▶ **Source extract**
Friday, November 27, 2009

District 9: How to raise a prawn and cuss like South Africans

Author's preface: As should be obvious from the movie poster above, this is a really, really late post.  Some brief announcements: as some of you might have noticed, I've just added an advert to the left sidebar. I hope you don't find it too obtrusive. It's position might move around in the days to come, though. The second announcement: an unexpected benefit of using this theme (Atahualpa) is how nice the comments look. I could gush on and on about how much I like the theme, but I'll just limit myself to saying how gorgeous the super-long comments look now... and yeah, no more nested comments, which is why comments on older posts might seem a little messed up. I'll fix them if I get the time, or if I'm ever able to make sense of the whole mess. Now, on with the post:
I spent three months as a hikikomori (Shut-in) - is what I’d like to say. Truth is, it’s not that easy a thing to do. I spent most of that time within the confines of my home, but I did go out now and then- mostly for lunch or dinner with the family, things like that. A failure as a hikikomori, although that’s actually a good thing.
I’d been planning an outing with some friends for quite some time now- some forty or so messages passing back and forth through Facebook between four or five of us. The original plan was to watch the new Sandra Bullock flick, Proposal, but after a vote we decided on District 9.

We ran into a host of problems from the very beginning. One had returned to her home state and got herself a job, and will not return until she gets her exam results. Another didn’t pay attention to the discussion, and to make things worse, screwed up at work, and ended up having to go in the next day (on that day) to fix things up. Yet another was blackmailed by her parents into getting a job.

So it was just the two of us- Micchan (Japanization of her name) and me, the only two bourgeois bums who refuse to waste our precious holidays on unprofitable labor, who turned up that day. Yet another problem- The victim of blackmail, despite me telling her to just pass me the reservation number, went and bought the tickets the night before (she happened to be working in the same mall we were going to)- three tickets. I tried to get a refund but failed, and wasn’t in the mood to stand in the crowd and holler “ticket for alien documentary, 4pm!”

I arrived early in order too look around before Micchan arrived, so I could go at my own pace- i.e. breezing in and out of shops and pirouetting between hordes of masked shoppers- why is everyone so scared of that blasted flu? Influenza is just a more, um, heavy version of the common cold, no (and no, I did not copy that line of reasoning from everyone's favorite blue-haired otaku girl)? If I die of it, well, that’s too bad. Twas fun while it lasted… but not everyone thinks like me, which was why so many people were walking around looking like wannabe surgeons.

▶ **Given instruction 1**
In the blog post about District 9, which movie was the original plan for the outing before the vote?

▶ **Stored records**
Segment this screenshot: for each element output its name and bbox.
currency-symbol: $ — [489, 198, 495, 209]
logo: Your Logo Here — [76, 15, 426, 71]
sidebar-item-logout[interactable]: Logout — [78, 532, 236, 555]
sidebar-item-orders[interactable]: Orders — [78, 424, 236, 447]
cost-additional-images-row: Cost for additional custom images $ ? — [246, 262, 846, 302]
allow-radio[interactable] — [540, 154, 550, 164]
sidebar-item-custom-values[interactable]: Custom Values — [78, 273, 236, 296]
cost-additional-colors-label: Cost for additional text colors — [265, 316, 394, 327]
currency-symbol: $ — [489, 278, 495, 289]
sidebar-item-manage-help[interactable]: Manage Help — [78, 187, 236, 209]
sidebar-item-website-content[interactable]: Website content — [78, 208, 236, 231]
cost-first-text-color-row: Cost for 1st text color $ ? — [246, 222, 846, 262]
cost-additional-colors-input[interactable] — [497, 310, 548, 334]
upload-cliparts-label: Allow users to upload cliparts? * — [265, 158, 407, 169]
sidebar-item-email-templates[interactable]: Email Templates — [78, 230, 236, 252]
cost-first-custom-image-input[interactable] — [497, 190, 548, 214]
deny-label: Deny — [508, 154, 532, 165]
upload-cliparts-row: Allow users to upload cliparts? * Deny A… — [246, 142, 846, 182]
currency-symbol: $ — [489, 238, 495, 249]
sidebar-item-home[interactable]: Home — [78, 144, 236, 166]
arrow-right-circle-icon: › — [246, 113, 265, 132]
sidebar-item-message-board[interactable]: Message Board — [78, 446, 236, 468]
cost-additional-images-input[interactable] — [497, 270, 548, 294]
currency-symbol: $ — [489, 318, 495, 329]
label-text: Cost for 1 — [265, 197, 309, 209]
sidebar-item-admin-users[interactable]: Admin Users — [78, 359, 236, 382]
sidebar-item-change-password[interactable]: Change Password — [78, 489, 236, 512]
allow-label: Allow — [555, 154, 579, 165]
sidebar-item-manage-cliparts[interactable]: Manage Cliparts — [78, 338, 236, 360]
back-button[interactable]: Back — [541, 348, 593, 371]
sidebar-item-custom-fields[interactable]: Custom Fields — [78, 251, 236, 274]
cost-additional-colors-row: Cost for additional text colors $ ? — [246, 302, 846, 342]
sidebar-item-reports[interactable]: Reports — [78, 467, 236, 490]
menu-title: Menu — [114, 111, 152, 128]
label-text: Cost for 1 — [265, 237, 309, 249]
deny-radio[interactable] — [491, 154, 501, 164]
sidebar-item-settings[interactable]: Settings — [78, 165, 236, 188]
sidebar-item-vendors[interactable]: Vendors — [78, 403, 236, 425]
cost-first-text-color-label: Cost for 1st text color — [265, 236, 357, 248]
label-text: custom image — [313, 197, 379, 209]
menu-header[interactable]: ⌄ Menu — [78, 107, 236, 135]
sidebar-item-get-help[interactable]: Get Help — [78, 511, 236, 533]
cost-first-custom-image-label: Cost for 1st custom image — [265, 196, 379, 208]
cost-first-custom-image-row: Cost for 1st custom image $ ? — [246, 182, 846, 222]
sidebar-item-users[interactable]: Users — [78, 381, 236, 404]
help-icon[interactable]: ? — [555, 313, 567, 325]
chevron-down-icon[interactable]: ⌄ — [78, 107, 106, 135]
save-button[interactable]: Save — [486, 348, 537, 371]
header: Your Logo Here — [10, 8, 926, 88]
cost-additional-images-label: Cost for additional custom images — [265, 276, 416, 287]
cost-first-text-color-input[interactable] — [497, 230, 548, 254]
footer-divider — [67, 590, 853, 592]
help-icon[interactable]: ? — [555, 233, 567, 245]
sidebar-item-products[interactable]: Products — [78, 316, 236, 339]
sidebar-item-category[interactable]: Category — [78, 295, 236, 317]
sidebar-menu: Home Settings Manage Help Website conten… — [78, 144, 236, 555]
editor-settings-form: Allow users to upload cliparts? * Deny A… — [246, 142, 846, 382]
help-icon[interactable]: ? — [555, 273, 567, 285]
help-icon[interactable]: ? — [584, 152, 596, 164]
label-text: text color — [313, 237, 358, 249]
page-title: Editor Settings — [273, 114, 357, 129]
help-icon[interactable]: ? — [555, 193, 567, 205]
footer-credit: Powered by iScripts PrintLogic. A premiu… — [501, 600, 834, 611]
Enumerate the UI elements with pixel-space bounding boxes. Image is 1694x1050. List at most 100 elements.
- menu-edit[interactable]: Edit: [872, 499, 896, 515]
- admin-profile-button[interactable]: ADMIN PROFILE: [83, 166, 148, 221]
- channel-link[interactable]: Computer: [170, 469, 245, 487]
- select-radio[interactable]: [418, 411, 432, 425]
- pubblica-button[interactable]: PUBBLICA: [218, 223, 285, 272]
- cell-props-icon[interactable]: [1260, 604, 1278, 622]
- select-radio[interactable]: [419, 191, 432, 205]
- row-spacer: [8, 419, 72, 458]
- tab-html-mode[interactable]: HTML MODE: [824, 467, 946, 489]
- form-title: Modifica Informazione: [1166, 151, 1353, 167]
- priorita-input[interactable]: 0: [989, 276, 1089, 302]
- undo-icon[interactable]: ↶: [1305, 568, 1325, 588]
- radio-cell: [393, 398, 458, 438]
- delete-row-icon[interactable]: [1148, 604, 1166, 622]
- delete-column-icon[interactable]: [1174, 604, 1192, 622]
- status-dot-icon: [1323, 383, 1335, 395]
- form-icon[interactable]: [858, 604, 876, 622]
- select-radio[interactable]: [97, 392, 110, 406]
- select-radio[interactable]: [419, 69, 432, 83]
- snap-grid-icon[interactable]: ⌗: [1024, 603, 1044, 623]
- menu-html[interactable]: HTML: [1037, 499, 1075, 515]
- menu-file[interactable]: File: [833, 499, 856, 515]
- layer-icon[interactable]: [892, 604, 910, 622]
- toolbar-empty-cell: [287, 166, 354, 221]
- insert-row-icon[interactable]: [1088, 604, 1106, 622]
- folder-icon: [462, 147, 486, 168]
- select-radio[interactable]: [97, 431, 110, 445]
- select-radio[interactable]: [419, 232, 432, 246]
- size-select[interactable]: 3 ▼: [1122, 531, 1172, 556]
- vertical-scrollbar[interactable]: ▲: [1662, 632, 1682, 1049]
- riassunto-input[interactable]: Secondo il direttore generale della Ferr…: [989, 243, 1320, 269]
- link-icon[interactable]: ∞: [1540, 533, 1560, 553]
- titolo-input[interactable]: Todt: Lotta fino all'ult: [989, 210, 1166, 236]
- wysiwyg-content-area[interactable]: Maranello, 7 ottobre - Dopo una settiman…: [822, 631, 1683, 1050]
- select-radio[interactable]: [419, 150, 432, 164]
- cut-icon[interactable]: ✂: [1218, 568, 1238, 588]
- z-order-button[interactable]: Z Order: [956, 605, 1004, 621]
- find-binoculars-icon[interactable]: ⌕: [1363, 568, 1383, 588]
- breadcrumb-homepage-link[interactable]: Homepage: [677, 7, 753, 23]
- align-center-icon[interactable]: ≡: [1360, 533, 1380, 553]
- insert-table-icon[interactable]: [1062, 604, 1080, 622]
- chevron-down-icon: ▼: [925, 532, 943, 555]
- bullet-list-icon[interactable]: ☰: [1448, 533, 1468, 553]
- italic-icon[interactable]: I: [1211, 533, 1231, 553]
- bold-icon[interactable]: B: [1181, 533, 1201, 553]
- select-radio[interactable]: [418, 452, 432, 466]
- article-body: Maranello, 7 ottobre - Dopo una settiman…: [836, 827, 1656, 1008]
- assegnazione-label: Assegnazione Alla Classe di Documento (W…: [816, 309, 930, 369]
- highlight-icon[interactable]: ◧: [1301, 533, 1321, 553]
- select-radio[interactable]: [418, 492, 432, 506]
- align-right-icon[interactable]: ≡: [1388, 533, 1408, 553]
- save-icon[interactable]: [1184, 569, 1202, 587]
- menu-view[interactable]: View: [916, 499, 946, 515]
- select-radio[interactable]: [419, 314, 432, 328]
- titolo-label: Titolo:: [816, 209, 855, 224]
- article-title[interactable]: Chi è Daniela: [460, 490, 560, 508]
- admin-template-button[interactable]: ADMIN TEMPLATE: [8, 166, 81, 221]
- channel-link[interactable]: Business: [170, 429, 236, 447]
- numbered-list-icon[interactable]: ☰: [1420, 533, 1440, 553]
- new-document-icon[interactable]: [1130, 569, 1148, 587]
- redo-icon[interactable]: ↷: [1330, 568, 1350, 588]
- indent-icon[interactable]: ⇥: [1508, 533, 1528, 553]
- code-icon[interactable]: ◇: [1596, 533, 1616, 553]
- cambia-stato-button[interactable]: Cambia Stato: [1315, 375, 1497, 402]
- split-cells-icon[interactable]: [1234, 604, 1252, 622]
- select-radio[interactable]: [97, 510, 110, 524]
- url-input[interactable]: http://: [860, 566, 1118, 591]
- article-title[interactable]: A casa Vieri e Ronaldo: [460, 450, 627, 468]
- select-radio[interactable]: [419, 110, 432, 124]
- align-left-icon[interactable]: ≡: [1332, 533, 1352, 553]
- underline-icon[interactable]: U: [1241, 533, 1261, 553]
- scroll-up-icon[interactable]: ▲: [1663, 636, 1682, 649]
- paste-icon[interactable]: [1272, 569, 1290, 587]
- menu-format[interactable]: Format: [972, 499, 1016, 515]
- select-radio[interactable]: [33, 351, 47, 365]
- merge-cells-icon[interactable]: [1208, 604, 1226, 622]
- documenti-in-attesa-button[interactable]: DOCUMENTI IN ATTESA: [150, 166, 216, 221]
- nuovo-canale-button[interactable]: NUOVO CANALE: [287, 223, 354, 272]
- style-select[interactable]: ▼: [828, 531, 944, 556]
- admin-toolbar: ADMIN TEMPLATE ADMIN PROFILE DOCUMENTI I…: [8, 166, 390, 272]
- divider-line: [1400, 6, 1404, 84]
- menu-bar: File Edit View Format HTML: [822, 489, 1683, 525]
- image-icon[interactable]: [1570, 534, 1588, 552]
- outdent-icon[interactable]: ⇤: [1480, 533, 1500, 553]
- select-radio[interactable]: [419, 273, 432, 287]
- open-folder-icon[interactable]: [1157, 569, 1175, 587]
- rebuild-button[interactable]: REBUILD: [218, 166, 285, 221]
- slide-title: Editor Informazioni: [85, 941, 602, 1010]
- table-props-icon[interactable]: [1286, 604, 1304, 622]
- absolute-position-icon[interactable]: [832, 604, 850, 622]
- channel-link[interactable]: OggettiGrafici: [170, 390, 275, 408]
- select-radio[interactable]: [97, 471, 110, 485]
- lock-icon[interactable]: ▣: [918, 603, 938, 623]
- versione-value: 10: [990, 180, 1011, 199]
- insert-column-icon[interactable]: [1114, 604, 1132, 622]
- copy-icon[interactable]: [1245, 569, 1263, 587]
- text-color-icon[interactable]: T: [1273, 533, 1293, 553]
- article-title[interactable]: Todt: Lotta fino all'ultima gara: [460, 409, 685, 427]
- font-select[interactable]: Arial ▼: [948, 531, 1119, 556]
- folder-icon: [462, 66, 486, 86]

▶ **Given instruction 2**
Copy the entries word for word, starting at their first line and stopping after the line that contains "sidebar-item-change-password[interactable]: Change Password".

▶ **Answer 1**
The new Sandra Bullock film, Proposal.

▶ **Answer 2**
Segment this screenshot: for each element output its name and bbox.
currency-symbol: $ — [489, 198, 495, 209]
logo: Your Logo Here — [76, 15, 426, 71]
sidebar-item-logout[interactable]: Logout — [78, 532, 236, 555]
sidebar-item-orders[interactable]: Orders — [78, 424, 236, 447]
cost-additional-images-row: Cost for additional custom images $ ? — [246, 262, 846, 302]
allow-radio[interactable] — [540, 154, 550, 164]
sidebar-item-custom-values[interactable]: Custom Values — [78, 273, 236, 296]
cost-additional-colors-label: Cost for additional text colors — [265, 316, 394, 327]
currency-symbol: $ — [489, 278, 495, 289]
sidebar-item-manage-help[interactable]: Manage Help — [78, 187, 236, 209]
sidebar-item-website-content[interactable]: Website content — [78, 208, 236, 231]
cost-first-text-color-row: Cost for 1st text color $ ? — [246, 222, 846, 262]
cost-additional-colors-input[interactable] — [497, 310, 548, 334]
upload-cliparts-label: Allow users to upload cliparts? * — [265, 158, 407, 169]
sidebar-item-email-templates[interactable]: Email Templates — [78, 230, 236, 252]
cost-first-custom-image-input[interactable] — [497, 190, 548, 214]
deny-label: Deny — [508, 154, 532, 165]
upload-cliparts-row: Allow users to upload cliparts? * Deny A… — [246, 142, 846, 182]
currency-symbol: $ — [489, 238, 495, 249]
sidebar-item-home[interactable]: Home — [78, 144, 236, 166]
arrow-right-circle-icon: › — [246, 113, 265, 132]
sidebar-item-message-board[interactable]: Message Board — [78, 446, 236, 468]
cost-additional-images-input[interactable] — [497, 270, 548, 294]
currency-symbol: $ — [489, 318, 495, 329]
label-text: Cost for 1 — [265, 197, 309, 209]
sidebar-item-admin-users[interactable]: Admin Users — [78, 359, 236, 382]
sidebar-item-change-password[interactable]: Change Password — [78, 489, 236, 512]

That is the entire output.